SELECTED TEXT:

== == ==

# Dynamic symbolic execution

Maat enables users to perform advanced binary analysis thanks to its symbolic execution features.
By design, Maat supports both **full symbolic execution** and **dynamic symbolic execution**
(abreviated DSE, also refered to as **concolic execution**).

Full symbolic execution makes it possible to explore program states without spending too much time solving path constraints, however it can run into well-known limitations such as symbolic memory pointers, impossible paths, unbounded loops, or OS/network simulation.

Concolic execution combines concrete and symbolic execution to overcome symbolic's execution
limitations by executing programs in a concrete manner while still propagating symbolic information.
This way when the program reaches a symbolic branch it can use
the *concrete* value associated with the symbolic input to resolve the branch. Concolic execution
can thus be seen as *symbolic execution* over a concrete execution trace. Maat supports both
types of execution but at the moment it works best with concolic execution.

== == ==

PROVIDED DATA:
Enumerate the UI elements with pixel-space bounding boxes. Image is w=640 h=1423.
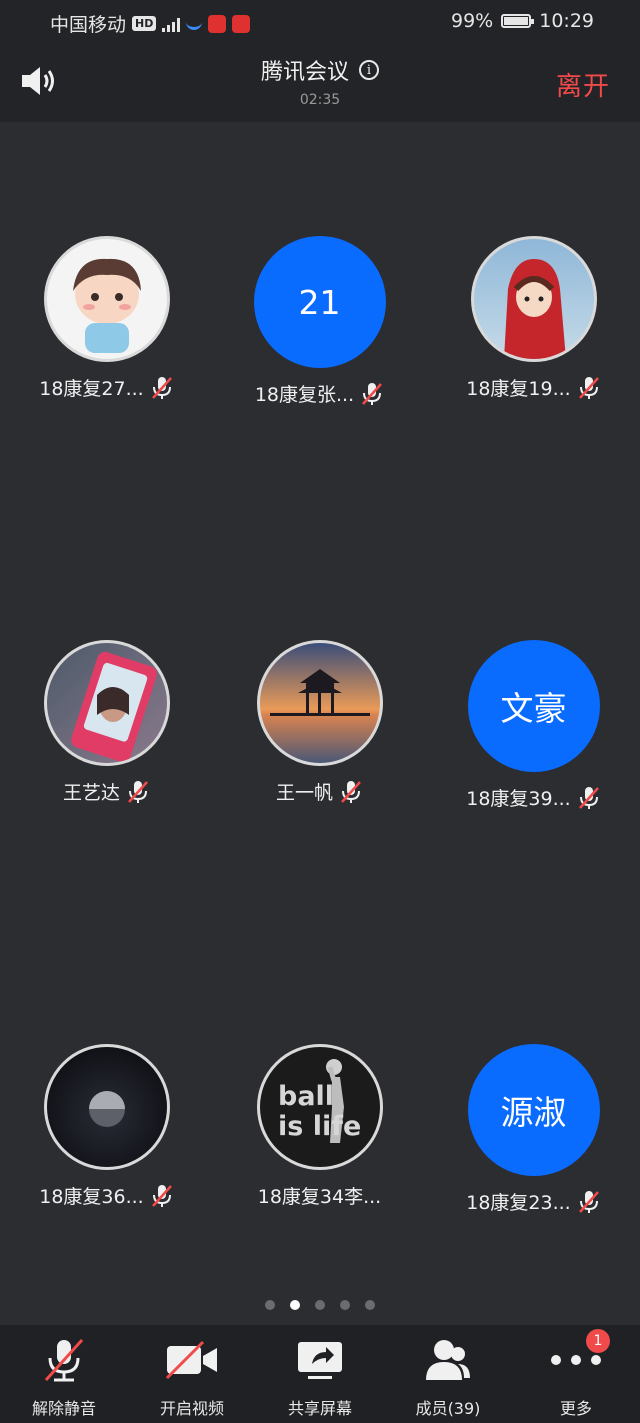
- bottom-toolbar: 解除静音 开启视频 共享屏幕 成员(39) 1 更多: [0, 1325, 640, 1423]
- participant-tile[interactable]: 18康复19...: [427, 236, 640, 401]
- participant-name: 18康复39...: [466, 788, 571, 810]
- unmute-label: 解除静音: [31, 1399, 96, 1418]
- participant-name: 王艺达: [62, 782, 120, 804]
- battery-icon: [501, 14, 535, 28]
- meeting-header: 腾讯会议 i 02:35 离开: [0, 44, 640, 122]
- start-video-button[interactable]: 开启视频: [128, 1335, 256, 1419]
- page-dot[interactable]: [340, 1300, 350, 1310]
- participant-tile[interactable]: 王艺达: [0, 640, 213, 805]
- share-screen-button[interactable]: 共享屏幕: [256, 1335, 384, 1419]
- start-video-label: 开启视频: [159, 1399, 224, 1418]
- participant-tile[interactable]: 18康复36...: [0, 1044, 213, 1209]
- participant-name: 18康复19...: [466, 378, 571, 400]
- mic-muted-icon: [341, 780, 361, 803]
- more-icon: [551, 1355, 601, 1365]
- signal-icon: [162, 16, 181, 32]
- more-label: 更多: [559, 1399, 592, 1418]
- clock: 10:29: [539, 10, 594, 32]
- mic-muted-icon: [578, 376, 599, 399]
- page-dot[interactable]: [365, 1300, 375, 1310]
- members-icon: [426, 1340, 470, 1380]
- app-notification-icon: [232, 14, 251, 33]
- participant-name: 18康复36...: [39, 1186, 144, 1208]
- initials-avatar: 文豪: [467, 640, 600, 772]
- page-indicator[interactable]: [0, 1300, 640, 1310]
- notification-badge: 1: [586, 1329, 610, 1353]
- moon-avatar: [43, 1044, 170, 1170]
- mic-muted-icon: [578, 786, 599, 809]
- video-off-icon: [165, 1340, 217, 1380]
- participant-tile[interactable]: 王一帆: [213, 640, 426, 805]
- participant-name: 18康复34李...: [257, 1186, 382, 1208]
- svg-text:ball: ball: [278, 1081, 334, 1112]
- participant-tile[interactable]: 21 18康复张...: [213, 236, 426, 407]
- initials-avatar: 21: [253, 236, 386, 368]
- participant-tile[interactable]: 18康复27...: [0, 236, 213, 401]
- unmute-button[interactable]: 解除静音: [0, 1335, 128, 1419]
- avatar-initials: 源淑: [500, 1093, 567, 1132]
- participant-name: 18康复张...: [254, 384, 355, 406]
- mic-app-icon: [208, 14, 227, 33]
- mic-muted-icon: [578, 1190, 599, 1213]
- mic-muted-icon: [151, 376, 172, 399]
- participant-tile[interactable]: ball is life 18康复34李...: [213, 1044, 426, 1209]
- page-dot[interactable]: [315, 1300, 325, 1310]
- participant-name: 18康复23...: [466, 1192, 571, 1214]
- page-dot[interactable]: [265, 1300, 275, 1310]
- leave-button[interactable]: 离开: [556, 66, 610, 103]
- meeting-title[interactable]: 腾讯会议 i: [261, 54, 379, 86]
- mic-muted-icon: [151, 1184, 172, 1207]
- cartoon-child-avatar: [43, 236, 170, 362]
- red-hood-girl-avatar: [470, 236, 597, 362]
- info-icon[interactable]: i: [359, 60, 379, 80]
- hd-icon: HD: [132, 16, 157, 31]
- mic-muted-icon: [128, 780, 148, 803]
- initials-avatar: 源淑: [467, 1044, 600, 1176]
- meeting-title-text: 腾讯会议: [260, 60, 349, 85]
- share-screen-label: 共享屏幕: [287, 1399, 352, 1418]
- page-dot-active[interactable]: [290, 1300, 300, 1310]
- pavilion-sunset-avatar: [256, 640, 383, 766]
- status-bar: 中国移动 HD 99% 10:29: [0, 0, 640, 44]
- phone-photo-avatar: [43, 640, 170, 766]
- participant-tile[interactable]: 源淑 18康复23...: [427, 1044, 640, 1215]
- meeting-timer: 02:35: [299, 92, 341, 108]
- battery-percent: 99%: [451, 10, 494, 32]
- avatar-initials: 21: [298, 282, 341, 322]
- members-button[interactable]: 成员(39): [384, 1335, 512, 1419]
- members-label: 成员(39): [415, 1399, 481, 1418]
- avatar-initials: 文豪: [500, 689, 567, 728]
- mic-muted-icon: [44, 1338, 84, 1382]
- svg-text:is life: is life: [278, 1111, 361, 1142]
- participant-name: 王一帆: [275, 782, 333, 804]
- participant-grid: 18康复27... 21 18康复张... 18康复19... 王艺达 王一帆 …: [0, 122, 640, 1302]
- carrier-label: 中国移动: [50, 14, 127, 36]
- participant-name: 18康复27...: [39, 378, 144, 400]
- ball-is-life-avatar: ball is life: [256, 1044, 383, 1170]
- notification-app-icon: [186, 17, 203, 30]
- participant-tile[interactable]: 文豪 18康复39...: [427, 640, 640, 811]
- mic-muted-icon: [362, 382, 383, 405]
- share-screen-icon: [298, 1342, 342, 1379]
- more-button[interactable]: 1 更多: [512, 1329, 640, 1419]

== == ==

ACTIONS TO TAKE:
1. Turn the paragraph of the section on dynamic symbolic execution that begins "Concolic execution combines concrete and symbolic execution" into a short bulleted list that keeps its main facts.
2. Summarize the section on dynamic symbolic execution in two sentences.
3. Write the next part of the section on dynamic symbolic execution, picking up after its final sentence.
The entries aren't needed for anything here.

ANSWERS BY TASK:
1.
- Concolic execution mixes concrete and symbolic execution to get around the limits of symbolic execution.
- It runs programs concretely while still carrying symbolic information along.
- At a symbolic branch, it resolves the branch using the concrete value tied to the symbolic input.
- It can be viewed as symbolic execution over a concrete execution trace.
- Maat supports both kinds of execution but currently works best with concolic execution.

2. Maat supports both full symbolic execution and dynamic symbolic (concolic) execution for binary analysis. Full symbolic execution explores program states without much time spent solving path constraints but runs into limits such as symbolic memory pointers and unbounded loops, whereas concolic execution resolves symbolic branches with concrete values and is currently where Maat works best.

3.
In this tutorial we show how to create and use concolic data and symbolic constraints. We also demonstrate how concolic execution can be used to solve a simple reverse-engineering challenge.

- Abstract values in Maat
- Making data concolic
- Solving symbolic constraints
- Cracking a basic challenge

*Have fun! *

## Abstract values

To begin with, let's see how we can create and manipulate symbolic values in Maat.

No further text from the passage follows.